Aim of the task:
Copy each line where the word "panel" occurs.

============================================================

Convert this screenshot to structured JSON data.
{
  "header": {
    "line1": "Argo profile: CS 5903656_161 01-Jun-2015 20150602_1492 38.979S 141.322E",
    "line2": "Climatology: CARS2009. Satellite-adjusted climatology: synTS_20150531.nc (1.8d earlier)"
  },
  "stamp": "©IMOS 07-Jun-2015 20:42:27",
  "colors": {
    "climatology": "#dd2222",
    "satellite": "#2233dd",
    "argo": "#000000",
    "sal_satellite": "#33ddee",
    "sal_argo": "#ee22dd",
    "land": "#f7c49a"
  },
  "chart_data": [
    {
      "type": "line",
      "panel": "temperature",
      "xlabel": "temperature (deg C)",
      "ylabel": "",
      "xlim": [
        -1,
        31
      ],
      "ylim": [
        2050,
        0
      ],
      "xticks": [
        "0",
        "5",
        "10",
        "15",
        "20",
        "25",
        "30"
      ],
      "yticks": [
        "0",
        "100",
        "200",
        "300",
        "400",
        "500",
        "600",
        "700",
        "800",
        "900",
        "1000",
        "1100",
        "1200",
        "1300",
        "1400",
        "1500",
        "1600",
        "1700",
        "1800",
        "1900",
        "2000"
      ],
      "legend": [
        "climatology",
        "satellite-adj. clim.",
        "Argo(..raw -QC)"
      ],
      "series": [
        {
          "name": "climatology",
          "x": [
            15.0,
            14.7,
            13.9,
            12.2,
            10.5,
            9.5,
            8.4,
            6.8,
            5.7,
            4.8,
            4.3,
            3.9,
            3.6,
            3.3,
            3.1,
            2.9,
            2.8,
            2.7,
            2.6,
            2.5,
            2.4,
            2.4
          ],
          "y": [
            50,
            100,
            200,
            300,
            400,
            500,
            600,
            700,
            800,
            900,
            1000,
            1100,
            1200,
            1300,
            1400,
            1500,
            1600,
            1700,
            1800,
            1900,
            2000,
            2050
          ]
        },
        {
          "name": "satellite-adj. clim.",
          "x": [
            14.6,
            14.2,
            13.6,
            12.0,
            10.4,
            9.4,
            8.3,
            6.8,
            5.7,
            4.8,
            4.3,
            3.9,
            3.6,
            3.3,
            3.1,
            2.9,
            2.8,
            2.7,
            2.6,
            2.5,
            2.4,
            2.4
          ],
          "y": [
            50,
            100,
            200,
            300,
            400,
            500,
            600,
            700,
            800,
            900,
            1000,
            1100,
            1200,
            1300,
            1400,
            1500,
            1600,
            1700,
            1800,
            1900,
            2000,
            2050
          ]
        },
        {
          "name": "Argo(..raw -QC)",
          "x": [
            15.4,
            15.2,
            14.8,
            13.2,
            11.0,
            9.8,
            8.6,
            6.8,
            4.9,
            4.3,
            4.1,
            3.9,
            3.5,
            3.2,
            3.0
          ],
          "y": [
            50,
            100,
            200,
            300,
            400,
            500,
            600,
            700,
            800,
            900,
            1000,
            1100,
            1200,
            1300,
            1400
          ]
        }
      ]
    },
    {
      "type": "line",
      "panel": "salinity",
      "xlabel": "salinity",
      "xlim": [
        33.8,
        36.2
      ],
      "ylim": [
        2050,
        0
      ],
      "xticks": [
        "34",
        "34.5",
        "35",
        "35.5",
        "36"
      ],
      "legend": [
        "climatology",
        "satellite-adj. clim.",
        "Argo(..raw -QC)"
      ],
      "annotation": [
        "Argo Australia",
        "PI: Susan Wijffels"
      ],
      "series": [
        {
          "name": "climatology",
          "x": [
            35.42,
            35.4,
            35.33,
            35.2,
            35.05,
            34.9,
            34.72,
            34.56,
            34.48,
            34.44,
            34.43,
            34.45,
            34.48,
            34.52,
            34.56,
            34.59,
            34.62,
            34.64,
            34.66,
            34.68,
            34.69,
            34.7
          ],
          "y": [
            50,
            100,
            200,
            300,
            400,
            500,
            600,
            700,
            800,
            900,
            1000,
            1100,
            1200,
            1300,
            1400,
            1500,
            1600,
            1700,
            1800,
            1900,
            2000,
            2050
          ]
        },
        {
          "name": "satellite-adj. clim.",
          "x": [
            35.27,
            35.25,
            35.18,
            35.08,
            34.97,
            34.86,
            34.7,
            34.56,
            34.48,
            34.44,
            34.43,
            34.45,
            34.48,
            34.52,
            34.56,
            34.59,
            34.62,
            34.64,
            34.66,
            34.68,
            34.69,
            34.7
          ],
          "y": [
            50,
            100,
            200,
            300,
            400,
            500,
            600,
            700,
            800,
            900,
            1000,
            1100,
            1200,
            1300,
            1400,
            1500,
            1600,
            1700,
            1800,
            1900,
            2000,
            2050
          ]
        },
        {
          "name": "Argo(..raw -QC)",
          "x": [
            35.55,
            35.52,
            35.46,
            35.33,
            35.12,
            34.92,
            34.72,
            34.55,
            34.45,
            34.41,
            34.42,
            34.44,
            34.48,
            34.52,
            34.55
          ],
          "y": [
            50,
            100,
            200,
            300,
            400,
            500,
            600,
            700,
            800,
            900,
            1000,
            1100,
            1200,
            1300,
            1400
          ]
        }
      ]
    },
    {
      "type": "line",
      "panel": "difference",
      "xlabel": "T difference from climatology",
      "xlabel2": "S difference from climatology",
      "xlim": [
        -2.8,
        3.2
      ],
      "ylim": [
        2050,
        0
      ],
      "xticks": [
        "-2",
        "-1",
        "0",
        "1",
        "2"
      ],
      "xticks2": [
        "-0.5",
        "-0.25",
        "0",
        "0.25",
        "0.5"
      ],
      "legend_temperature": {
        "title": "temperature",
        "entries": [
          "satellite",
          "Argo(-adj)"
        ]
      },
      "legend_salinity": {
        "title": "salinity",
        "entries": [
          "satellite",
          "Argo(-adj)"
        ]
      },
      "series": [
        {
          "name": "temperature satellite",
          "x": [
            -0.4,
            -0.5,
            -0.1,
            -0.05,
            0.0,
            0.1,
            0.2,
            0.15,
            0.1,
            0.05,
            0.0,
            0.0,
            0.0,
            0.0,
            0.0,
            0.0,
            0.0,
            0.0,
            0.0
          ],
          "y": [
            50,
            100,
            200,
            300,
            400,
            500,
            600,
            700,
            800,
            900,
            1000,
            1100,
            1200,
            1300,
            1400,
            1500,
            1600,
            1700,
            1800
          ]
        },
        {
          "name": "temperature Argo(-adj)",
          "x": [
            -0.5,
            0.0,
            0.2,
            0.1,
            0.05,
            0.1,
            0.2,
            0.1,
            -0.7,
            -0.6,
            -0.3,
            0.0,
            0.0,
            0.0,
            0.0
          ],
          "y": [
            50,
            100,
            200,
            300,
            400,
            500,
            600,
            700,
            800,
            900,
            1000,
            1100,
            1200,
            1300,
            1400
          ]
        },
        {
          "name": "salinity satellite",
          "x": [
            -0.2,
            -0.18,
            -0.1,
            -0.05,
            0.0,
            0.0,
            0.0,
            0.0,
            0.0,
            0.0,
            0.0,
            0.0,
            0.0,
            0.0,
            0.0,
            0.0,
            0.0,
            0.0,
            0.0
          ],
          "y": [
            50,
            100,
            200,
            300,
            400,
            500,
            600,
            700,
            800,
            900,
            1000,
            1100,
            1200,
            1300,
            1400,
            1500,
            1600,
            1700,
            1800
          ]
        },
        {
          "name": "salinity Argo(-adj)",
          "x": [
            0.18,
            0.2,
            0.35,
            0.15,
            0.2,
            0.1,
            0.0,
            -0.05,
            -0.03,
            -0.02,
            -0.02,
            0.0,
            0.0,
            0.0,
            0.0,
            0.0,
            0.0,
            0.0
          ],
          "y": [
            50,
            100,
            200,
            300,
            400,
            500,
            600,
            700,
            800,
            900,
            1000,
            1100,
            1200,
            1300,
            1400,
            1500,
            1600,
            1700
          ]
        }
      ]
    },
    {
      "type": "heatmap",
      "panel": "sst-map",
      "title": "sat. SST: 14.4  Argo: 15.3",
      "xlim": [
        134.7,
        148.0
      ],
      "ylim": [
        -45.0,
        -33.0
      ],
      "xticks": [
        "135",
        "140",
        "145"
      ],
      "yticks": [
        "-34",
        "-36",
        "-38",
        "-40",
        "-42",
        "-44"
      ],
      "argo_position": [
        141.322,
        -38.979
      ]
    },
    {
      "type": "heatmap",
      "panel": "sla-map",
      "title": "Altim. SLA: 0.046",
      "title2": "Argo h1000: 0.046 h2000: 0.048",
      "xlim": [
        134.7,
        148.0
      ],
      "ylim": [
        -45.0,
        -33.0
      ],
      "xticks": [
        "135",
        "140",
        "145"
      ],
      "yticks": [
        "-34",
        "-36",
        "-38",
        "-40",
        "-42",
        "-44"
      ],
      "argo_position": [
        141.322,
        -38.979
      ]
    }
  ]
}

============================================================

Task solution:
      "panel": "temperature",
      "panel": "salinity",
      "panel": "difference",
      "panel": "sst-map",
      "panel": "sla-map",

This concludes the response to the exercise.